** begin **

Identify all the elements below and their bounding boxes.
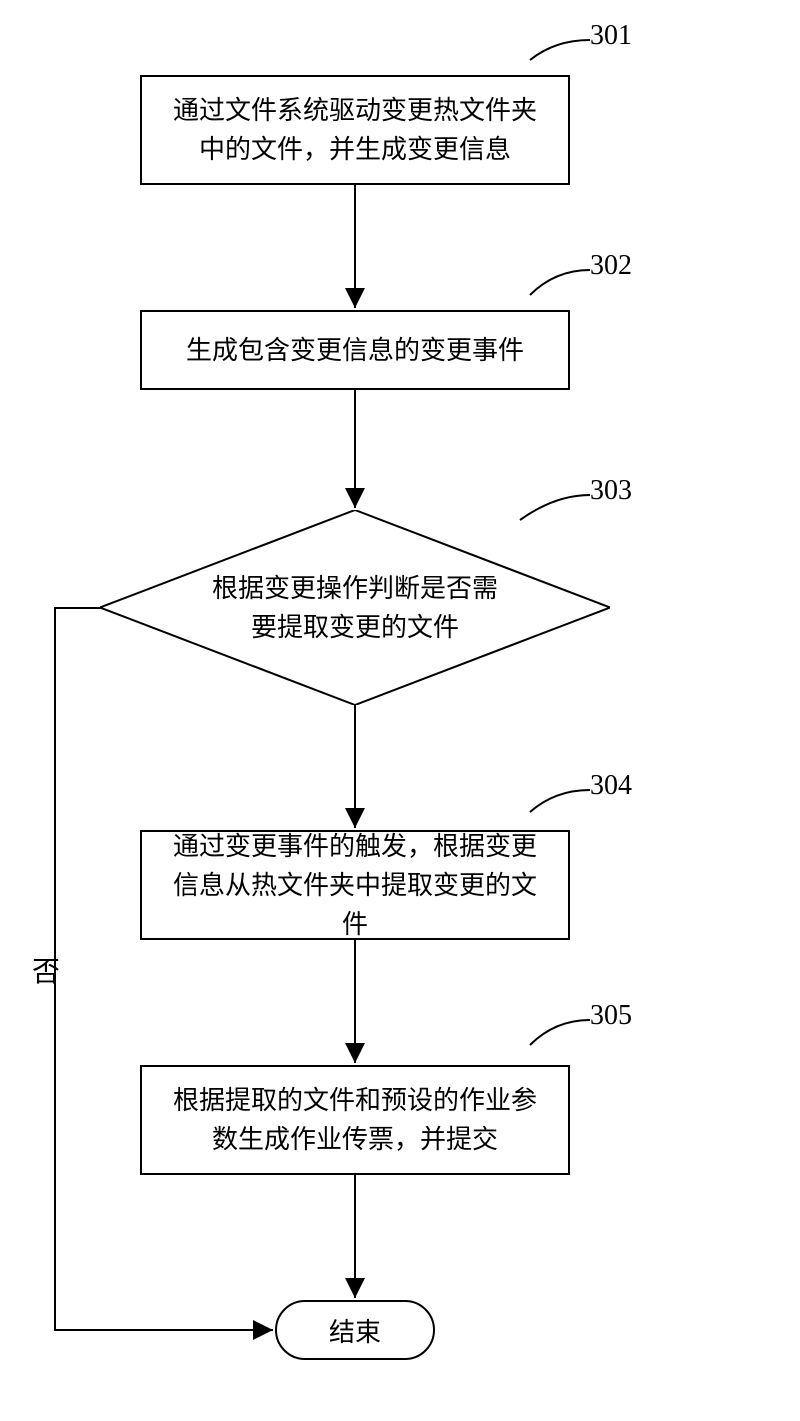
no-branch-label: 否: [32, 950, 60, 990]
step-304-text: 通过变更事件的触发，根据变更信息从热文件夹中提取变更的文件: [162, 827, 548, 944]
decision-303-text: 根据变更操作判断是否需要提取变更的文件: [200, 569, 510, 647]
end-terminator: 结束: [275, 1300, 435, 1360]
decision-303-label: 303: [590, 475, 632, 507]
step-301-label: 301: [590, 20, 632, 52]
connectors-svg: [0, 0, 800, 1421]
step-304-box: 通过变更事件的触发，根据变更信息从热文件夹中提取变更的文件: [140, 830, 570, 940]
end-text: 结束: [329, 1312, 381, 1349]
step-305-text: 根据提取的文件和预设的作业参数生成作业传票，并提交: [162, 1081, 548, 1159]
step-302-label: 302: [590, 250, 632, 282]
decision-303-box: 根据变更操作判断是否需要提取变更的文件: [100, 510, 610, 705]
step-302-text: 生成包含变更信息的变更事件: [186, 331, 524, 370]
step-301-box: 通过文件系统驱动变更热文件夹中的文件，并生成变更信息: [140, 75, 570, 185]
step-302-box: 生成包含变更信息的变更事件: [140, 310, 570, 390]
step-305-box: 根据提取的文件和预设的作业参数生成作业传票，并提交: [140, 1065, 570, 1175]
step-304-label: 304: [590, 770, 632, 802]
step-305-label: 305: [590, 1000, 632, 1032]
step-301-text: 通过文件系统驱动变更热文件夹中的文件，并生成变更信息: [162, 91, 548, 169]
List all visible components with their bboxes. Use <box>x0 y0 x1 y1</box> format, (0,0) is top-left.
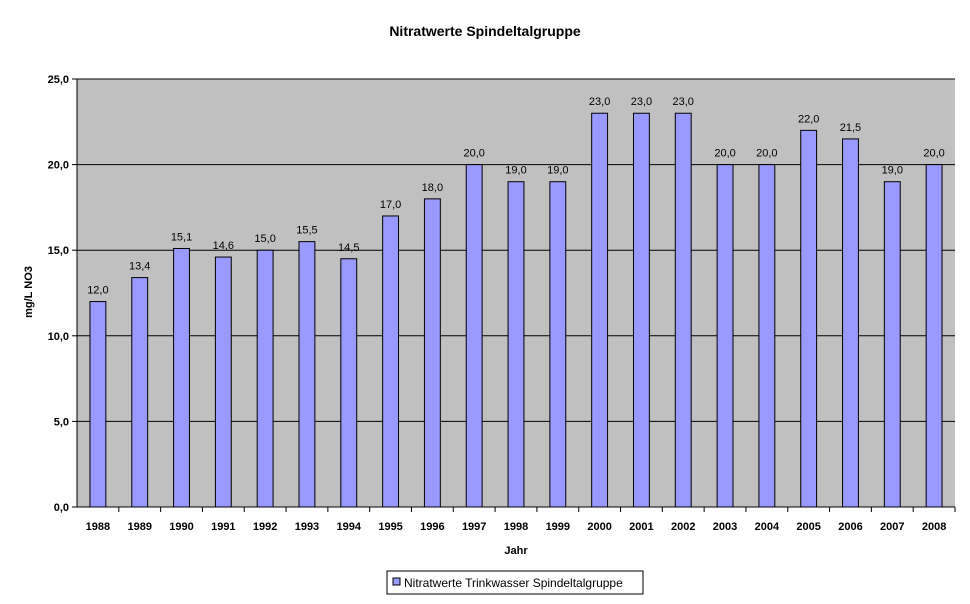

** end **

Challenge
Could you give all the rows above again with "bboxes" changed to "bounding boxes", leaving everything else as it is and leaving out the pictures?

Response below
Identify all the elements below and their bounding boxes.
no-branch-label: 否: [32, 950, 60, 990]
step-304-text: 通过变更事件的触发，根据变更信息从热文件夹中提取变更的文件: [162, 827, 548, 944]
decision-303-text: 根据变更操作判断是否需要提取变更的文件: [200, 569, 510, 647]
end-terminator: 结束: [275, 1300, 435, 1360]
decision-303-label: 303: [590, 475, 632, 507]
step-301-label: 301: [590, 20, 632, 52]
connectors-svg: [0, 0, 800, 1421]
step-304-box: 通过变更事件的触发，根据变更信息从热文件夹中提取变更的文件: [140, 830, 570, 940]
end-text: 结束: [329, 1312, 381, 1349]
step-305-text: 根据提取的文件和预设的作业参数生成作业传票，并提交: [162, 1081, 548, 1159]
step-302-label: 302: [590, 250, 632, 282]
decision-303-box: 根据变更操作判断是否需要提取变更的文件: [100, 510, 610, 705]
step-302-text: 生成包含变更信息的变更事件: [186, 331, 524, 370]
step-301-box: 通过文件系统驱动变更热文件夹中的文件，并生成变更信息: [140, 75, 570, 185]
step-302-box: 生成包含变更信息的变更事件: [140, 310, 570, 390]
step-305-box: 根据提取的文件和预设的作业参数生成作业传票，并提交: [140, 1065, 570, 1175]
step-304-label: 304: [590, 770, 632, 802]
step-305-label: 305: [590, 1000, 632, 1032]
step-301-text: 通过文件系统驱动变更热文件夹中的文件，并生成变更信息: [162, 91, 548, 169]
List all visible components with their bounding boxes. Use <box>x0 y0 x1 y1</box> format, (0,0) is top-left.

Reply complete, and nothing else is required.